> Aim of the exercise:
Extract each line where the string "prefix" shows up.

> Stored records:
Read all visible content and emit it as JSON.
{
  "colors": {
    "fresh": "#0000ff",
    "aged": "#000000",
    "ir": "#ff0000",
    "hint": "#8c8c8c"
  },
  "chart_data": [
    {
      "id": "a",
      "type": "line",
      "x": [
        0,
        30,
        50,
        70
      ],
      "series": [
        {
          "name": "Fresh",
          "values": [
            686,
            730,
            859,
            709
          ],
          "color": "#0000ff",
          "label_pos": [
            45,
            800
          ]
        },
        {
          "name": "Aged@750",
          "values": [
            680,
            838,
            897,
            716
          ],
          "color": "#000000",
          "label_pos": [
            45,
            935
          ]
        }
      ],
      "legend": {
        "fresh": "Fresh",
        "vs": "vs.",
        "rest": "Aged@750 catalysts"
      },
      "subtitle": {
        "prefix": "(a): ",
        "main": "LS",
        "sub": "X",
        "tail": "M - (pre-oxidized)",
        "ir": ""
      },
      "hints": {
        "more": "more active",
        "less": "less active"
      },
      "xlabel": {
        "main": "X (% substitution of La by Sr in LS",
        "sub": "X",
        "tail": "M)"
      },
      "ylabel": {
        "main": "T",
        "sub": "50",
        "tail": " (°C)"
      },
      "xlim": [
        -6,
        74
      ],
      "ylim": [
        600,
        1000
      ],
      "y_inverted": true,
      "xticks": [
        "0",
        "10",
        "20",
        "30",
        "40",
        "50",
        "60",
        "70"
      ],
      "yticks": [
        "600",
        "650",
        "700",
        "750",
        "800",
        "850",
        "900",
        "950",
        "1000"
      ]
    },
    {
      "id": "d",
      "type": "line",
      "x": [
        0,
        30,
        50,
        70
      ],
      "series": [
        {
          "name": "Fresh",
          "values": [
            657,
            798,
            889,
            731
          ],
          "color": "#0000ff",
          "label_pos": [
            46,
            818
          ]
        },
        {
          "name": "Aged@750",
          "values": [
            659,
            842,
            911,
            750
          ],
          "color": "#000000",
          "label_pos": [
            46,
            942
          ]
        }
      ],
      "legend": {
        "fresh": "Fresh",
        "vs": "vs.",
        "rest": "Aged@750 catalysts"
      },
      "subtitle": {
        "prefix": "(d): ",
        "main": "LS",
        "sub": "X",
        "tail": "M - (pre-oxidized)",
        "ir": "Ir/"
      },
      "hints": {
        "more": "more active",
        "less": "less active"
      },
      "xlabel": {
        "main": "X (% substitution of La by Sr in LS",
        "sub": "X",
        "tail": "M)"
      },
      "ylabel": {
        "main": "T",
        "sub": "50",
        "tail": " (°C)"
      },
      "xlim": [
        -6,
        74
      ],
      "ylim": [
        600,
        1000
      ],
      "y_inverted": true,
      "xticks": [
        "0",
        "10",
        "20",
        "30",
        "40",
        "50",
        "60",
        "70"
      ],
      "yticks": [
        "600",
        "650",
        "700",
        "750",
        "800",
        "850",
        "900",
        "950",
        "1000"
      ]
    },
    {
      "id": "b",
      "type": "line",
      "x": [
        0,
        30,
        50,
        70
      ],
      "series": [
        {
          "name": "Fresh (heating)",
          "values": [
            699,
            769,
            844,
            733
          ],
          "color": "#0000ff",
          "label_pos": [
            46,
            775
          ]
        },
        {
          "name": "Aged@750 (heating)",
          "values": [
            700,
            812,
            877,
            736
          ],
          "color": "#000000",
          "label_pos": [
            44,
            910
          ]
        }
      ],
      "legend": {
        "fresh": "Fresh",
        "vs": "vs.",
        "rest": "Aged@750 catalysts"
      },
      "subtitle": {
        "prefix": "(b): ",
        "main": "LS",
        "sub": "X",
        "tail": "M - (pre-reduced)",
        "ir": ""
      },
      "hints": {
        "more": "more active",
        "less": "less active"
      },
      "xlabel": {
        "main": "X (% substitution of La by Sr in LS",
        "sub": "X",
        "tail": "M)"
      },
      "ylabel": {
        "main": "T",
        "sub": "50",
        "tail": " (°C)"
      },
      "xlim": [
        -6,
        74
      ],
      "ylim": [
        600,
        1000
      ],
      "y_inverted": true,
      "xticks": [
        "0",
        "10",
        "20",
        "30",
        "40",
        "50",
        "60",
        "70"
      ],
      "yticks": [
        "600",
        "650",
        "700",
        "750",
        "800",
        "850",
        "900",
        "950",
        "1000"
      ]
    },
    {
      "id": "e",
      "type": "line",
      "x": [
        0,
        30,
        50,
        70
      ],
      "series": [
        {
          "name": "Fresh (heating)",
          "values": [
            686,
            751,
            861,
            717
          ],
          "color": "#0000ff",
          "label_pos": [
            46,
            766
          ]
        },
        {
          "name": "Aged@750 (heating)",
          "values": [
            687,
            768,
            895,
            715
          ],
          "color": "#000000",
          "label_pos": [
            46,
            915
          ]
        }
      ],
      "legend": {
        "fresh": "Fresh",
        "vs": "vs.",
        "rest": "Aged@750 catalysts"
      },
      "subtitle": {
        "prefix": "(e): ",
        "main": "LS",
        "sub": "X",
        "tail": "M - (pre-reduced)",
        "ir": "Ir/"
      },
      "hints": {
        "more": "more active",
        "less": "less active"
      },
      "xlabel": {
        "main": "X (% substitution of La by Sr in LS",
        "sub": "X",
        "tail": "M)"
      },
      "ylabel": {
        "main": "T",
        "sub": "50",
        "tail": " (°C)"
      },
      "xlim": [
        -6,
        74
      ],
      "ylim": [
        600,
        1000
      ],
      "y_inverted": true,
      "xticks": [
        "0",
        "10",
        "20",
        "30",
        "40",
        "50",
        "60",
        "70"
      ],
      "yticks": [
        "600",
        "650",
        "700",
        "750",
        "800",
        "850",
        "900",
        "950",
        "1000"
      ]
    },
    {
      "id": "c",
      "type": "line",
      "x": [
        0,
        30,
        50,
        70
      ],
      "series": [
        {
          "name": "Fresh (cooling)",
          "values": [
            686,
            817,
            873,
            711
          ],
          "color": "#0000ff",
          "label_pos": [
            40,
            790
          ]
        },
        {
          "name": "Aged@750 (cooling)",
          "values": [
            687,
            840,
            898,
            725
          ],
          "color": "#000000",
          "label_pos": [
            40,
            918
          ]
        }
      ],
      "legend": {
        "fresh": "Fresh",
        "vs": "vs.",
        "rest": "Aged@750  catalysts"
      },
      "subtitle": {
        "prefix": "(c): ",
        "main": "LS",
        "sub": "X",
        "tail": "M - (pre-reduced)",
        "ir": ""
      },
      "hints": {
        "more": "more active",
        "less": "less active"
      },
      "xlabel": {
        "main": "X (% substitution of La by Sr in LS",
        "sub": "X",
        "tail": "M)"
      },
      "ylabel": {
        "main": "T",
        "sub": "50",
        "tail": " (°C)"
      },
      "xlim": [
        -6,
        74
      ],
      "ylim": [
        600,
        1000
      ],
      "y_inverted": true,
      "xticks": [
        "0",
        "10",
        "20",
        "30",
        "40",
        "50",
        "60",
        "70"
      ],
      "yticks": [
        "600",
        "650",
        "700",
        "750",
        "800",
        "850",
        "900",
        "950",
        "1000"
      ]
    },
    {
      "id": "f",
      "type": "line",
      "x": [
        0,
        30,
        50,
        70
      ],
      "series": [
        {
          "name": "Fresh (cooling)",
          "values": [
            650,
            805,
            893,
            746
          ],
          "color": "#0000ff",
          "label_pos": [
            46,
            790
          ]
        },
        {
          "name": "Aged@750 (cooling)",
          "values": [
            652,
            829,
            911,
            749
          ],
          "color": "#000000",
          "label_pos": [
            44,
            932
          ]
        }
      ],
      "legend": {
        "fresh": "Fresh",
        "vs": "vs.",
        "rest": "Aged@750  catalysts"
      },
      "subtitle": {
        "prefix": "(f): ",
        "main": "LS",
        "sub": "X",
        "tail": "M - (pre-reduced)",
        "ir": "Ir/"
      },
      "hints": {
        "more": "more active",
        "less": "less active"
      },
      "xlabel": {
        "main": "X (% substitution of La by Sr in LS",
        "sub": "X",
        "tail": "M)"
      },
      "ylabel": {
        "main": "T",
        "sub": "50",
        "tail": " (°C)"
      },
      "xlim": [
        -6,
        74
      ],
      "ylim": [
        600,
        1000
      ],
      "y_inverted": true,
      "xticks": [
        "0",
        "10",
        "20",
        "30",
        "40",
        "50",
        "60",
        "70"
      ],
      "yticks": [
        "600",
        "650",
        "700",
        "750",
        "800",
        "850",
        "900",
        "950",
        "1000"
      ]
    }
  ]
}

> Result:
        "prefix": "(a): ",
        "prefix": "(d): ",
        "prefix": "(b): ",
        "prefix": "(e): ",
        "prefix": "(c): ",
        "prefix": "(f): ",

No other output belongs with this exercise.